-- START MATERIAL SHOWN --
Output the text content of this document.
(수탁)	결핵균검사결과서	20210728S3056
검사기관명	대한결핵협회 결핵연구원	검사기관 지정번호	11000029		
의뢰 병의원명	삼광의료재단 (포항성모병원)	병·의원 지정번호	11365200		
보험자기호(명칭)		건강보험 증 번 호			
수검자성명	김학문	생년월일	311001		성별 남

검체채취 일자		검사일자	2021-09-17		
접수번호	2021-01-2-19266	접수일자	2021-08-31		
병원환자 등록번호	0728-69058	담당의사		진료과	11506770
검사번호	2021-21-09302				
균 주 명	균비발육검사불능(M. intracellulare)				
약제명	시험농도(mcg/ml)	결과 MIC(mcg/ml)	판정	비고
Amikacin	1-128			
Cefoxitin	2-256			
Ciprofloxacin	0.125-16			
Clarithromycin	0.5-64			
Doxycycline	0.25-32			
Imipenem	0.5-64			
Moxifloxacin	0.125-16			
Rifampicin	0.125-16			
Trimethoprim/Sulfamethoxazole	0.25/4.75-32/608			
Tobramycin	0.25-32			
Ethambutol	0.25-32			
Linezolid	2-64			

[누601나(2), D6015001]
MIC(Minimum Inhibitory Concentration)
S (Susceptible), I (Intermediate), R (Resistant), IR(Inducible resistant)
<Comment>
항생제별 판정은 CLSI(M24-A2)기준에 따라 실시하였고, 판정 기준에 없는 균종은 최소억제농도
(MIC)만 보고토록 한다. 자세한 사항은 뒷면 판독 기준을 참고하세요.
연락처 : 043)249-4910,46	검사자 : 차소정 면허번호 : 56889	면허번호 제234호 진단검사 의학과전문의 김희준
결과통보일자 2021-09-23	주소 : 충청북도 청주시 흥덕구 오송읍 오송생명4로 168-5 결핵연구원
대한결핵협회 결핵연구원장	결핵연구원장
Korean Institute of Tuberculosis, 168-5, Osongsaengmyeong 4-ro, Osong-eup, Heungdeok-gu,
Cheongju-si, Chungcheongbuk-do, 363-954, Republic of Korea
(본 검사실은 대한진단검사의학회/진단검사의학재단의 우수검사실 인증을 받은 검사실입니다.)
-- END MATERIAL SHOWN --
Identify every line above with the string "대한결핵협회" in it. Copy those lines.

EXERCISE SOLUTION
검사기관명	대한결핵협회 결핵연구원	검사기관 지정번호	11000029		
대한결핵협회 결핵연구원장	결핵연구원장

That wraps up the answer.